▶ **Provided records**:
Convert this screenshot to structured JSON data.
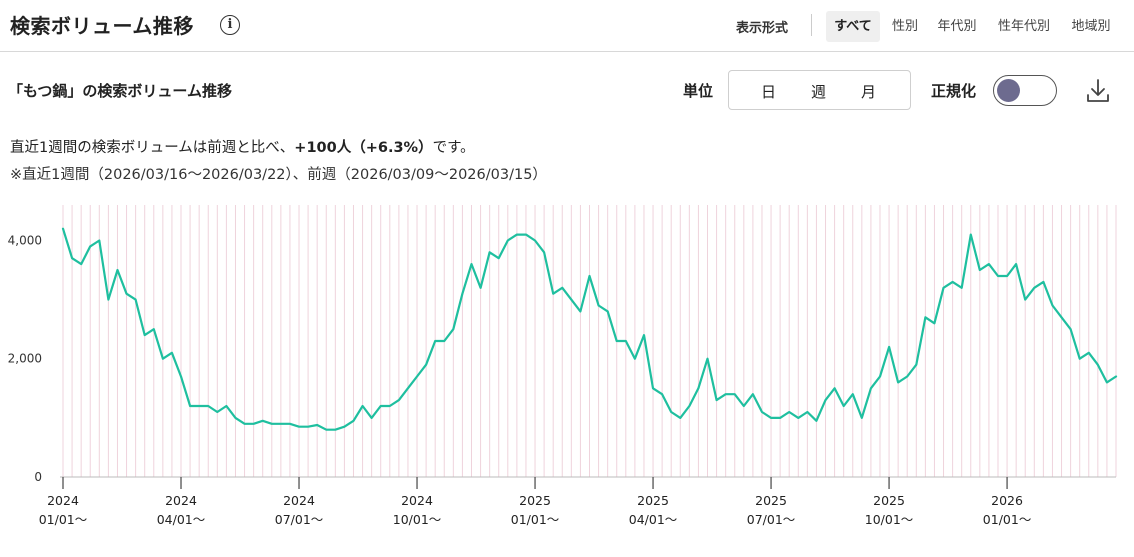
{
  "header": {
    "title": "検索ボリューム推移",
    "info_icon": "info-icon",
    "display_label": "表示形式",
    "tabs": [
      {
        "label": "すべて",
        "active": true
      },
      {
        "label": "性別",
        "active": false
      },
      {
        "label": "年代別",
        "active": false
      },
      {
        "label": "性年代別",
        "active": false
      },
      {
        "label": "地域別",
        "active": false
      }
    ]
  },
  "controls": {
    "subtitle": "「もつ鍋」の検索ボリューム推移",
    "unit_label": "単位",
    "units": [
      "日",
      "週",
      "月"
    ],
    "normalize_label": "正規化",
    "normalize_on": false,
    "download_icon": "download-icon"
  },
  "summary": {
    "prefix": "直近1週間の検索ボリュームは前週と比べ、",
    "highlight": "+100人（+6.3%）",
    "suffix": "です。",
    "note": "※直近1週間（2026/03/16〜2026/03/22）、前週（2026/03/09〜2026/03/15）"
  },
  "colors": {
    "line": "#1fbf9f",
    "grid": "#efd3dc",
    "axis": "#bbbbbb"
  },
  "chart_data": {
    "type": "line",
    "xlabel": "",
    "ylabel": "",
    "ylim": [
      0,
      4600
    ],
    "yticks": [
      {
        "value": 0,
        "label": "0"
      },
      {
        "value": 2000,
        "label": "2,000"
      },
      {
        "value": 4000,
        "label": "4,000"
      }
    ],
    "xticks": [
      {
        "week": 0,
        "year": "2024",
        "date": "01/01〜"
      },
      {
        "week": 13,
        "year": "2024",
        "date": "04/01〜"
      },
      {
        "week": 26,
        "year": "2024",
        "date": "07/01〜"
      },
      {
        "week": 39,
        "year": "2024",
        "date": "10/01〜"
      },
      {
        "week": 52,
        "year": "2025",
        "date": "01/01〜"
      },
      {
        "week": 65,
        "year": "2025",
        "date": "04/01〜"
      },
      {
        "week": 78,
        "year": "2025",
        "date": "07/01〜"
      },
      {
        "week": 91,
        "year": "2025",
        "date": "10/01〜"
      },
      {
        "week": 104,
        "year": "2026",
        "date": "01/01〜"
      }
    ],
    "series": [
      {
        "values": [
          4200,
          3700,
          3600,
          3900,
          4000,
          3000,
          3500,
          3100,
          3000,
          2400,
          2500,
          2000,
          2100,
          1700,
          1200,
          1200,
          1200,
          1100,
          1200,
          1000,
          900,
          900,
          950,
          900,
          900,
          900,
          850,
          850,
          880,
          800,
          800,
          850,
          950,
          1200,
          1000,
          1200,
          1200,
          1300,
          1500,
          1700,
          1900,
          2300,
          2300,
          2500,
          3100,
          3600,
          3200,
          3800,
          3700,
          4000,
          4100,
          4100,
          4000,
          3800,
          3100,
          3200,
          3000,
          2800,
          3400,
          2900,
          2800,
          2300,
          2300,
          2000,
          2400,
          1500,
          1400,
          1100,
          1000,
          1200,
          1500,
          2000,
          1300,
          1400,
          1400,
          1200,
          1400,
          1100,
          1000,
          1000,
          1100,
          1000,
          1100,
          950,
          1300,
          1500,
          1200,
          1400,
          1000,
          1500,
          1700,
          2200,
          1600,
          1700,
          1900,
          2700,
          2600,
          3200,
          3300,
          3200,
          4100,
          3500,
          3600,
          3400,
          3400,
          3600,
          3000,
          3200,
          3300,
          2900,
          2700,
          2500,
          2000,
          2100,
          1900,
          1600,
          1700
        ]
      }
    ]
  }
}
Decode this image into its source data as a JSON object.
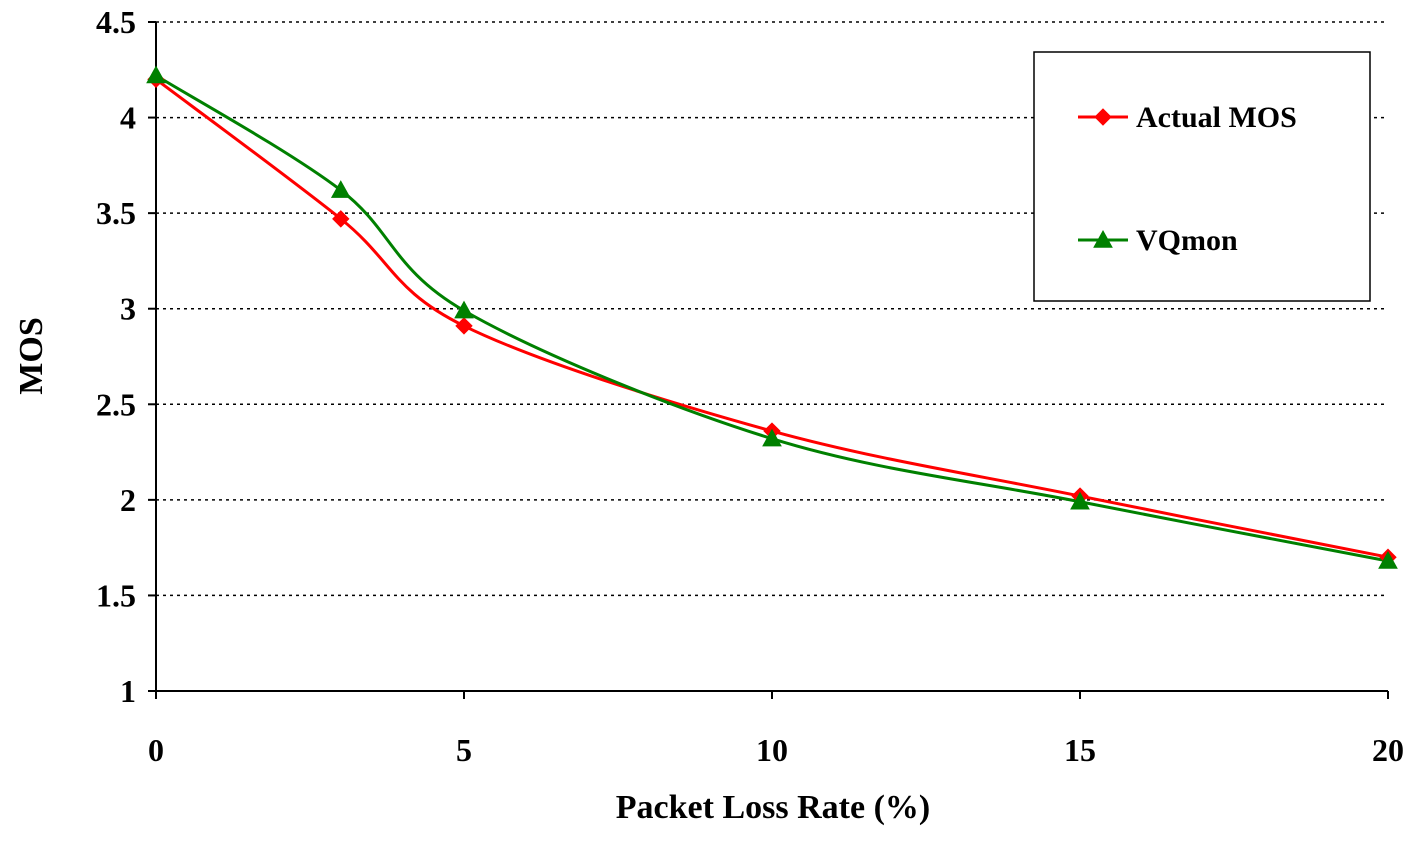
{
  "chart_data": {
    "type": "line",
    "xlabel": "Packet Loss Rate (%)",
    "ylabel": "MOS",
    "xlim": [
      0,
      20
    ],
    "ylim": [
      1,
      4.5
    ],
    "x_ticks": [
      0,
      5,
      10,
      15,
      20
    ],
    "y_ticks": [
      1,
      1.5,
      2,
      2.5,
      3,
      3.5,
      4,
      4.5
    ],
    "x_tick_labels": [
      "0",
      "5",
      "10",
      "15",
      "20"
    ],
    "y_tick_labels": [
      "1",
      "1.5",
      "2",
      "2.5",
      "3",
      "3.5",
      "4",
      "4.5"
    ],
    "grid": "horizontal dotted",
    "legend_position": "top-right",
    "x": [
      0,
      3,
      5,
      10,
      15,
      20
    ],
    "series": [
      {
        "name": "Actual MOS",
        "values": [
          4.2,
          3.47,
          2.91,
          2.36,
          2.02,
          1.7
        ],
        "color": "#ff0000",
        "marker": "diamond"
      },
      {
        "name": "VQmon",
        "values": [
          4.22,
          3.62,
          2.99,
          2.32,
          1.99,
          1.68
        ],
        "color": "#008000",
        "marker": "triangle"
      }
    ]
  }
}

▶ **What needs to be done**:
Would you return the data exactly as written, without the pictures?

▶ **Written answer**:
Convert this screenshot to structured JSON data.
{
  "header": {
    "title": "検索ボリューム推移",
    "info_icon": "info-icon",
    "display_label": "表示形式",
    "tabs": [
      {
        "label": "すべて",
        "active": true
      },
      {
        "label": "性別",
        "active": false
      },
      {
        "label": "年代別",
        "active": false
      },
      {
        "label": "性年代別",
        "active": false
      },
      {
        "label": "地域別",
        "active": false
      }
    ]
  },
  "controls": {
    "subtitle": "「もつ鍋」の検索ボリューム推移",
    "unit_label": "単位",
    "units": [
      "日",
      "週",
      "月"
    ],
    "normalize_label": "正規化",
    "normalize_on": false,
    "download_icon": "download-icon"
  },
  "summary": {
    "prefix": "直近1週間の検索ボリュームは前週と比べ、",
    "highlight": "+100人（+6.3%）",
    "suffix": "です。",
    "note": "※直近1週間（2026/03/16〜2026/03/22）、前週（2026/03/09〜2026/03/15）"
  },
  "colors": {
    "line": "#1fbf9f",
    "grid": "#efd3dc",
    "axis": "#bbbbbb"
  },
  "chart_data": {
    "type": "line",
    "xlabel": "",
    "ylabel": "",
    "ylim": [
      0,
      4600
    ],
    "yticks": [
      {
        "value": 0,
        "label": "0"
      },
      {
        "value": 2000,
        "label": "2,000"
      },
      {
        "value": 4000,
        "label": "4,000"
      }
    ],
    "xticks": [
      {
        "week": 0,
        "year": "2024",
        "date": "01/01〜"
      },
      {
        "week": 13,
        "year": "2024",
        "date": "04/01〜"
      },
      {
        "week": 26,
        "year": "2024",
        "date": "07/01〜"
      },
      {
        "week": 39,
        "year": "2024",
        "date": "10/01〜"
      },
      {
        "week": 52,
        "year": "2025",
        "date": "01/01〜"
      },
      {
        "week": 65,
        "year": "2025",
        "date": "04/01〜"
      },
      {
        "week": 78,
        "year": "2025",
        "date": "07/01〜"
      },
      {
        "week": 91,
        "year": "2025",
        "date": "10/01〜"
      },
      {
        "week": 104,
        "year": "2026",
        "date": "01/01〜"
      }
    ],
    "series": [
      {
        "values": [
          4200,
          3700,
          3600,
          3900,
          4000,
          3000,
          3500,
          3100,
          3000,
          2400,
          2500,
          2000,
          2100,
          1700,
          1200,
          1200,
          1200,
          1100,
          1200,
          1000,
          900,
          900,
          950,
          900,
          900,
          900,
          850,
          850,
          880,
          800,
          800,
          850,
          950,
          1200,
          1000,
          1200,
          1200,
          1300,
          1500,
          1700,
          1900,
          2300,
          2300,
          2500,
          3100,
          3600,
          3200,
          3800,
          3700,
          4000,
          4100,
          4100,
          4000,
          3800,
          3100,
          3200,
          3000,
          2800,
          3400,
          2900,
          2800,
          2300,
          2300,
          2000,
          2400,
          1500,
          1400,
          1100,
          1000,
          1200,
          1500,
          2000,
          1300,
          1400,
          1400,
          1200,
          1400,
          1100,
          1000,
          1000,
          1100,
          1000,
          1100,
          950,
          1300,
          1500,
          1200,
          1400,
          1000,
          1500,
          1700,
          2200,
          1600,
          1700,
          1900,
          2700,
          2600,
          3200,
          3300,
          3200,
          4100,
          3500,
          3600,
          3400,
          3400,
          3600,
          3000,
          3200,
          3300,
          2900,
          2700,
          2500,
          2000,
          2100,
          1900,
          1600,
          1700
        ]
      }
    ]
  }
}
Decode this image into its source data as a JSON object.
{
  "chart_data": {
    "type": "line",
    "xlabel": "Packet Loss Rate (%)",
    "ylabel": "MOS",
    "xlim": [
      0,
      20
    ],
    "ylim": [
      1,
      4.5
    ],
    "x_ticks": [
      0,
      5,
      10,
      15,
      20
    ],
    "y_ticks": [
      1,
      1.5,
      2,
      2.5,
      3,
      3.5,
      4,
      4.5
    ],
    "x_tick_labels": [
      "0",
      "5",
      "10",
      "15",
      "20"
    ],
    "y_tick_labels": [
      "1",
      "1.5",
      "2",
      "2.5",
      "3",
      "3.5",
      "4",
      "4.5"
    ],
    "grid": "horizontal dotted",
    "legend_position": "top-right",
    "x": [
      0,
      3,
      5,
      10,
      15,
      20
    ],
    "series": [
      {
        "name": "Actual MOS",
        "values": [
          4.2,
          3.47,
          2.91,
          2.36,
          2.02,
          1.7
        ],
        "color": "#ff0000",
        "marker": "diamond"
      },
      {
        "name": "VQmon",
        "values": [
          4.22,
          3.62,
          2.99,
          2.32,
          1.99,
          1.68
        ],
        "color": "#008000",
        "marker": "triangle"
      }
    ]
  }
}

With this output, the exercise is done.